Stored records:
"""

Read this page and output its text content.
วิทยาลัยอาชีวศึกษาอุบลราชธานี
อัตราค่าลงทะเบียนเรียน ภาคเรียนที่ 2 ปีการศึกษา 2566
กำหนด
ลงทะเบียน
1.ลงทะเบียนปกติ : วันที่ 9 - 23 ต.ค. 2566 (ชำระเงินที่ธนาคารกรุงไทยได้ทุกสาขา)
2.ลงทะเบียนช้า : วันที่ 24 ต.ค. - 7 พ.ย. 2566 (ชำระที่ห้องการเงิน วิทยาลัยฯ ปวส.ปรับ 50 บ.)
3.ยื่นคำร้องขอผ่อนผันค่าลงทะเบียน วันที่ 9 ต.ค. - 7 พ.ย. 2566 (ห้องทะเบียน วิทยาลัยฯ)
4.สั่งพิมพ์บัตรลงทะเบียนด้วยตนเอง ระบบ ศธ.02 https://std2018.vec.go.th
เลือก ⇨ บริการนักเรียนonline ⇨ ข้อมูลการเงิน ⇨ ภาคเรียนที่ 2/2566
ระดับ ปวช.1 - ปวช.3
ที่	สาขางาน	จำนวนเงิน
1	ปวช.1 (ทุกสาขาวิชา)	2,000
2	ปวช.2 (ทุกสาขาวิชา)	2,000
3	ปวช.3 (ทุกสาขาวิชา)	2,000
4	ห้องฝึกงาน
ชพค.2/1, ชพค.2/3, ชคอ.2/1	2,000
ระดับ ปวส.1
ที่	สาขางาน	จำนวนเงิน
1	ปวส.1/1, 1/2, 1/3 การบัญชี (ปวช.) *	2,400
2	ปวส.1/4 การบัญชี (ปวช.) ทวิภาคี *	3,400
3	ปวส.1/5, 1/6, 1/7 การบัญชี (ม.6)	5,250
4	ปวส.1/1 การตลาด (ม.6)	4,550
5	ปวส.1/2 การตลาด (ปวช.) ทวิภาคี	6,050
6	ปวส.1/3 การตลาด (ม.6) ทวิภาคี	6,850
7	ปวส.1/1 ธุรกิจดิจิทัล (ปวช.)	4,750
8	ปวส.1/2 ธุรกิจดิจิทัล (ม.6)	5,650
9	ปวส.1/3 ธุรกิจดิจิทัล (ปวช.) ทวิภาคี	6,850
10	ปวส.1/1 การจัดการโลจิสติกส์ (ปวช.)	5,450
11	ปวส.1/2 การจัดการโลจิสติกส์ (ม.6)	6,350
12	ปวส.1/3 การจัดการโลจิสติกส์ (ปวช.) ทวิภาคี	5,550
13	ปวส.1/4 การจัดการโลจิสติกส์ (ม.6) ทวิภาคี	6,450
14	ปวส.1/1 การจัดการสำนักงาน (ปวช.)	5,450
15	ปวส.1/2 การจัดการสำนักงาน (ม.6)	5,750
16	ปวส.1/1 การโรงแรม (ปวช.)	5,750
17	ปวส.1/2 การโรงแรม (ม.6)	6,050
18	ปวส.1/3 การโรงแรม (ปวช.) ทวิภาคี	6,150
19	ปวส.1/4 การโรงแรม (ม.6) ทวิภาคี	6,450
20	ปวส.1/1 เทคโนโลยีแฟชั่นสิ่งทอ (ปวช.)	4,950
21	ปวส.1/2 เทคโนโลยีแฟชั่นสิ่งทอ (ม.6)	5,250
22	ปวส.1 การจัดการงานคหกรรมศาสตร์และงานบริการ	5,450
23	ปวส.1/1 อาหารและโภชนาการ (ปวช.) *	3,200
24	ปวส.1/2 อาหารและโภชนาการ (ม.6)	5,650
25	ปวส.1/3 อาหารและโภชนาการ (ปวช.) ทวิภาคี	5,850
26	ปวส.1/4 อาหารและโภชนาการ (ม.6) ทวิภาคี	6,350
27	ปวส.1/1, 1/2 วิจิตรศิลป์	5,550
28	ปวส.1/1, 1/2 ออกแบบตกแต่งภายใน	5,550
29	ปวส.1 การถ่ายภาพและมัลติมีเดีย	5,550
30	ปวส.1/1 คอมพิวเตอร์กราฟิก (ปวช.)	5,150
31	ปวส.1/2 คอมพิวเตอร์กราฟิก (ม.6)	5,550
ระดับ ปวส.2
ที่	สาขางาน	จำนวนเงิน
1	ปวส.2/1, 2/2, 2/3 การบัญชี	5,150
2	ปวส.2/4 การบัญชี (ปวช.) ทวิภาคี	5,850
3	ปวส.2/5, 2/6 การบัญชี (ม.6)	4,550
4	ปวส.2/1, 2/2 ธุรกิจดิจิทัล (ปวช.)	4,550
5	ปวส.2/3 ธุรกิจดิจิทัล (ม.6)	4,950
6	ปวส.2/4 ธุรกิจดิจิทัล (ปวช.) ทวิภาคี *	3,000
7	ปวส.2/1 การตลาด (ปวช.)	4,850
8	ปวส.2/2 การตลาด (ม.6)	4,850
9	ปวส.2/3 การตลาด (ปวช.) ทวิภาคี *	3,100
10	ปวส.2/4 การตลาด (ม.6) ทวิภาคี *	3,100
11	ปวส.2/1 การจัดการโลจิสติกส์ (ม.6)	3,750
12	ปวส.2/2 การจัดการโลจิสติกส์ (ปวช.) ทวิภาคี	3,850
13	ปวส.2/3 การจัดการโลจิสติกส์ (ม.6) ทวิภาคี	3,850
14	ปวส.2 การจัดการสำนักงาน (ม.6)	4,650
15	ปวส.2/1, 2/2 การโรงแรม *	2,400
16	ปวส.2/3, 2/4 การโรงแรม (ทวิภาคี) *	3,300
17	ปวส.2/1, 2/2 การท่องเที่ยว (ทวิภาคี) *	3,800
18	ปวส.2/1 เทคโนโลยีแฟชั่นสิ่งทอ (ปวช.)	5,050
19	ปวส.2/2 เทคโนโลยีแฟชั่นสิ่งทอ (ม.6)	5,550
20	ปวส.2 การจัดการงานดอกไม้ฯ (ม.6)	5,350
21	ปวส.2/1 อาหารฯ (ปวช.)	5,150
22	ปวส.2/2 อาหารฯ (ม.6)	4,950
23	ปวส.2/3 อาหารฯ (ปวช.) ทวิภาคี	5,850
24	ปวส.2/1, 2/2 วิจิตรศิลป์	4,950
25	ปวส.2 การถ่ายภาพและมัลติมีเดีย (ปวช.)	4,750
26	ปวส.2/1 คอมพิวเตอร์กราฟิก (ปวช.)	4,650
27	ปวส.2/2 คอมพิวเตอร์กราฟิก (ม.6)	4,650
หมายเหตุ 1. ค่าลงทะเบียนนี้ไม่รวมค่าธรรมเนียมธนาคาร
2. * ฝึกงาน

"""

Work to do:
Output the listing above exactly as it appears.

Response:
Read this page and output its text content.
วิทยาลัยอาชีวศึกษาอุบลราชธานี
อัตราค่าลงทะเบียนเรียน ภาคเรียนที่ 2 ปีการศึกษา 2566
กำหนด
ลงทะเบียน
1.ลงทะเบียนปกติ : วันที่ 9 - 23 ต.ค. 2566 (ชำระเงินที่ธนาคารกรุงไทยได้ทุกสาขา)
2.ลงทะเบียนช้า : วันที่ 24 ต.ค. - 7 พ.ย. 2566 (ชำระที่ห้องการเงิน วิทยาลัยฯ ปวส.ปรับ 50 บ.)
3.ยื่นคำร้องขอผ่อนผันค่าลงทะเบียน วันที่ 9 ต.ค. - 7 พ.ย. 2566 (ห้องทะเบียน วิทยาลัยฯ)
4.สั่งพิมพ์บัตรลงทะเบียนด้วยตนเอง ระบบ ศธ.02 https://std2018.vec.go.th
เลือก ⇨ บริการนักเรียนonline ⇨ ข้อมูลการเงิน ⇨ ภาคเรียนที่ 2/2566
ระดับ ปวช.1 - ปวช.3
ที่	สาขางาน	จำนวนเงิน
1	ปวช.1 (ทุกสาขาวิชา)	2,000
2	ปวช.2 (ทุกสาขาวิชา)	2,000
3	ปวช.3 (ทุกสาขาวิชา)	2,000
4	ห้องฝึกงาน
ชพค.2/1, ชพค.2/3, ชคอ.2/1	2,000
ระดับ ปวส.1
ที่	สาขางาน	จำนวนเงิน
1	ปวส.1/1, 1/2, 1/3 การบัญชี (ปวช.) *	2,400
2	ปวส.1/4 การบัญชี (ปวช.) ทวิภาคี *	3,400
3	ปวส.1/5, 1/6, 1/7 การบัญชี (ม.6)	5,250
4	ปวส.1/1 การตลาด (ม.6)	4,550
5	ปวส.1/2 การตลาด (ปวช.) ทวิภาคี	6,050
6	ปวส.1/3 การตลาด (ม.6) ทวิภาคี	6,850
7	ปวส.1/1 ธุรกิจดิจิทัล (ปวช.)	4,750
8	ปวส.1/2 ธุรกิจดิจิทัล (ม.6)	5,650
9	ปวส.1/3 ธุรกิจดิจิทัล (ปวช.) ทวิภาคี	6,850
10	ปวส.1/1 การจัดการโลจิสติกส์ (ปวช.)	5,450
11	ปวส.1/2 การจัดการโลจิสติกส์ (ม.6)	6,350
12	ปวส.1/3 การจัดการโลจิสติกส์ (ปวช.) ทวิภาคี	5,550
13	ปวส.1/4 การจัดการโลจิสติกส์ (ม.6) ทวิภาคี	6,450
14	ปวส.1/1 การจัดการสำนักงาน (ปวช.)	5,450
15	ปวส.1/2 การจัดการสำนักงาน (ม.6)	5,750
16	ปวส.1/1 การโรงแรม (ปวช.)	5,750
17	ปวส.1/2 การโรงแรม (ม.6)	6,050
18	ปวส.1/3 การโรงแรม (ปวช.) ทวิภาคี	6,150
19	ปวส.1/4 การโรงแรม (ม.6) ทวิภาคี	6,450
20	ปวส.1/1 เทคโนโลยีแฟชั่นสิ่งทอ (ปวช.)	4,950
21	ปวส.1/2 เทคโนโลยีแฟชั่นสิ่งทอ (ม.6)	5,250
22	ปวส.1 การจัดการงานคหกรรมศาสตร์และงานบริการ	5,450
23	ปวส.1/1 อาหารและโภชนาการ (ปวช.) *	3,200
24	ปวส.1/2 อาหารและโภชนาการ (ม.6)	5,650
25	ปวส.1/3 อาหารและโภชนาการ (ปวช.) ทวิภาคี	5,850
26	ปวส.1/4 อาหารและโภชนาการ (ม.6) ทวิภาคี	6,350
27	ปวส.1/1, 1/2 วิจิตรศิลป์	5,550
28	ปวส.1/1, 1/2 ออกแบบตกแต่งภายใน	5,550
29	ปวส.1 การถ่ายภาพและมัลติมีเดีย	5,550
30	ปวส.1/1 คอมพิวเตอร์กราฟิก (ปวช.)	5,150
31	ปวส.1/2 คอมพิวเตอร์กราฟิก (ม.6)	5,550
ระดับ ปวส.2
ที่	สาขางาน	จำนวนเงิน
1	ปวส.2/1, 2/2, 2/3 การบัญชี	5,150
2	ปวส.2/4 การบัญชี (ปวช.) ทวิภาคี	5,850
3	ปวส.2/5, 2/6 การบัญชี (ม.6)	4,550
4	ปวส.2/1, 2/2 ธุรกิจดิจิทัล (ปวช.)	4,550
5	ปวส.2/3 ธุรกิจดิจิทัล (ม.6)	4,950
6	ปวส.2/4 ธุรกิจดิจิทัล (ปวช.) ทวิภาคี *	3,000
7	ปวส.2/1 การตลาด (ปวช.)	4,850
8	ปวส.2/2 การตลาด (ม.6)	4,850
9	ปวส.2/3 การตลาด (ปวช.) ทวิภาคี *	3,100
10	ปวส.2/4 การตลาด (ม.6) ทวิภาคี *	3,100
11	ปวส.2/1 การจัดการโลจิสติกส์ (ม.6)	3,750
12	ปวส.2/2 การจัดการโลจิสติกส์ (ปวช.) ทวิภาคี	3,850
13	ปวส.2/3 การจัดการโลจิสติกส์ (ม.6) ทวิภาคี	3,850
14	ปวส.2 การจัดการสำนักงาน (ม.6)	4,650
15	ปวส.2/1, 2/2 การโรงแรม *	2,400
16	ปวส.2/3, 2/4 การโรงแรม (ทวิภาคี) *	3,300
17	ปวส.2/1, 2/2 การท่องเที่ยว (ทวิภาคี) *	3,800
18	ปวส.2/1 เทคโนโลยีแฟชั่นสิ่งทอ (ปวช.)	5,050
19	ปวส.2/2 เทคโนโลยีแฟชั่นสิ่งทอ (ม.6)	5,550
20	ปวส.2 การจัดการงานดอกไม้ฯ (ม.6)	5,350
21	ปวส.2/1 อาหารฯ (ปวช.)	5,150
22	ปวส.2/2 อาหารฯ (ม.6)	4,950
23	ปวส.2/3 อาหารฯ (ปวช.) ทวิภาคี	5,850
24	ปวส.2/1, 2/2 วิจิตรศิลป์	4,950
25	ปวส.2 การถ่ายภาพและมัลติมีเดีย (ปวช.)	4,750
26	ปวส.2/1 คอมพิวเตอร์กราฟิก (ปวช.)	4,650
27	ปวส.2/2 คอมพิวเตอร์กราฟิก (ม.6)	4,650
หมายเหตุ 1. ค่าลงทะเบียนนี้ไม่รวมค่าธรรมเนียมธนาคาร
2. * ฝึกงาน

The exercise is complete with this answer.